Objective:
What follows is a listing; restate every line of it word for word.

★ ★ ★ ★

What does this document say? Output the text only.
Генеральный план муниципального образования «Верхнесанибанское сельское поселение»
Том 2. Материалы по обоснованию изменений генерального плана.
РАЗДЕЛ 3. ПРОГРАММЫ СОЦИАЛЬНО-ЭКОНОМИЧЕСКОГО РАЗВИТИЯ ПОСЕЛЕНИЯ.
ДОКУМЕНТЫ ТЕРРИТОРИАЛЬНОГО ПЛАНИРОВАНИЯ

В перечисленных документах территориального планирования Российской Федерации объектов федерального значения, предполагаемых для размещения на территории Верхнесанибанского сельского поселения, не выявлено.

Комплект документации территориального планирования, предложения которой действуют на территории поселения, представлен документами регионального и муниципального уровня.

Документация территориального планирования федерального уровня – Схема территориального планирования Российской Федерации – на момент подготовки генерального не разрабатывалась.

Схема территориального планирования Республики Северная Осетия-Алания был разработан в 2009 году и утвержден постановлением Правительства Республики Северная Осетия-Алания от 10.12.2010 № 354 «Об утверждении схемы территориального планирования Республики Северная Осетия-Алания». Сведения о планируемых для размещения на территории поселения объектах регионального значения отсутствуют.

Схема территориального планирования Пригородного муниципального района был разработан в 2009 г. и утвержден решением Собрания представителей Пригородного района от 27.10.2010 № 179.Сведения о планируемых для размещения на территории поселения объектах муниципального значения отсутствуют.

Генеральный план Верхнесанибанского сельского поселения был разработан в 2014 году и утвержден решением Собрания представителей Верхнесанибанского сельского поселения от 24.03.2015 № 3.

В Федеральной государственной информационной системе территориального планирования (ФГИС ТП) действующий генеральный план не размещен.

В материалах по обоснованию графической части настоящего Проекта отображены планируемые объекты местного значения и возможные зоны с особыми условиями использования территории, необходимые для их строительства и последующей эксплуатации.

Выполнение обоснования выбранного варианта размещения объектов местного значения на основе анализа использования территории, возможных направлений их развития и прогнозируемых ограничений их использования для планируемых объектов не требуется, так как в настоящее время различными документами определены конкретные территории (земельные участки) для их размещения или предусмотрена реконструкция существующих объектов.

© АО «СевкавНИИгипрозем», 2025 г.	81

★ ★ ★ ★

Result of this exercise:
What does this document say? Output the text only.
Генеральный план муниципального образования «Верхнесанибанское сельское поселение»
Том 2. Материалы по обоснованию изменений генерального плана.
РАЗДЕЛ 3. ПРОГРАММЫ СОЦИАЛЬНО-ЭКОНОМИЧЕСКОГО РАЗВИТИЯ ПОСЕЛЕНИЯ.
ДОКУМЕНТЫ ТЕРРИТОРИАЛЬНОГО ПЛАНИРОВАНИЯ

В перечисленных документах территориального планирования Российской Федерации объектов федерального значения, предполагаемых для размещения на территории Верхнесанибанского сельского поселения, не выявлено.

Комплект документации территориального планирования, предложения которой действуют на территории поселения, представлен документами регионального и муниципального уровня.

Документация территориального планирования федерального уровня – Схема территориального планирования Российской Федерации – на момент подготовки генерального не разрабатывалась.

Схема территориального планирования Республики Северная Осетия-Алания был разработан в 2009 году и утвержден постановлением Правительства Республики Северная Осетия-Алания от 10.12.2010 № 354 «Об утверждении схемы территориального планирования Республики Северная Осетия-Алания». Сведения о планируемых для размещения на территории поселения объектах регионального значения отсутствуют.

Схема территориального планирования Пригородного муниципального района был разработан в 2009 г. и утвержден решением Собрания представителей Пригородного района от 27.10.2010 № 179.Сведения о планируемых для размещения на территории поселения объектах муниципального значения отсутствуют.

Генеральный план Верхнесанибанского сельского поселения был разработан в 2014 году и утвержден решением Собрания представителей Верхнесанибанского сельского поселения от 24.03.2015 № 3.

В Федеральной государственной информационной системе территориального планирования (ФГИС ТП) действующий генеральный план не размещен.

В материалах по обоснованию графической части настоящего Проекта отображены планируемые объекты местного значения и возможные зоны с особыми условиями использования территории, необходимые для их строительства и последующей эксплуатации.

Выполнение обоснования выбранного варианта размещения объектов местного значения на основе анализа использования территории, возможных направлений их развития и прогнозируемых ограничений их использования для планируемых объектов не требуется, так как в настоящее время различными документами определены конкретные территории (земельные участки) для их размещения или предусмотрена реконструкция существующих объектов.

© АО «СевкавНИИгипрозем», 2025 г.	81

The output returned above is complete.